>> start Supplied material

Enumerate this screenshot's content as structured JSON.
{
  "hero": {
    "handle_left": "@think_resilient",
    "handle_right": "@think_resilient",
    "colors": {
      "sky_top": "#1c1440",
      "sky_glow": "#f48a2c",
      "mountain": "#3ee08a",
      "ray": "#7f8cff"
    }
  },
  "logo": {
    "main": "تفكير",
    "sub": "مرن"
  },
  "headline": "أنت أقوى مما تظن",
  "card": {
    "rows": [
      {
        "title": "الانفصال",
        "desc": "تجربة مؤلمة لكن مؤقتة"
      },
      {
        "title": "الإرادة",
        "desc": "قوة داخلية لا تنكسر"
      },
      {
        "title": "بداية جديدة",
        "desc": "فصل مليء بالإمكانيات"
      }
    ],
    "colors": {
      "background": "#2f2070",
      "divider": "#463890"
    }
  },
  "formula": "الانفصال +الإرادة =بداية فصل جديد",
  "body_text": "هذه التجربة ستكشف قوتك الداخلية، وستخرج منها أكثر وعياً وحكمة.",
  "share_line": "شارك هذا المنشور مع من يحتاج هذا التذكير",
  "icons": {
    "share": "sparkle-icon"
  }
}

>> end Supplied material

:: What is being asked ::
Reproduce the listing shown above in its entirety, exactly.

:: Result for this exercise ::
Enumerate this screenshot's content as structured JSON.
{
  "hero": {
    "handle_left": "@think_resilient",
    "handle_right": "@think_resilient",
    "colors": {
      "sky_top": "#1c1440",
      "sky_glow": "#f48a2c",
      "mountain": "#3ee08a",
      "ray": "#7f8cff"
    }
  },
  "logo": {
    "main": "تفكير",
    "sub": "مرن"
  },
  "headline": "أنت أقوى مما تظن",
  "card": {
    "rows": [
      {
        "title": "الانفصال",
        "desc": "تجربة مؤلمة لكن مؤقتة"
      },
      {
        "title": "الإرادة",
        "desc": "قوة داخلية لا تنكسر"
      },
      {
        "title": "بداية جديدة",
        "desc": "فصل مليء بالإمكانيات"
      }
    ],
    "colors": {
      "background": "#2f2070",
      "divider": "#463890"
    }
  },
  "formula": "الانفصال +الإرادة =بداية فصل جديد",
  "body_text": "هذه التجربة ستكشف قوتك الداخلية، وستخرج منها أكثر وعياً وحكمة.",
  "share_line": "شارك هذا المنشور مع من يحتاج هذا التذكير",
  "icons": {
    "share": "sparkle-icon"
  }
}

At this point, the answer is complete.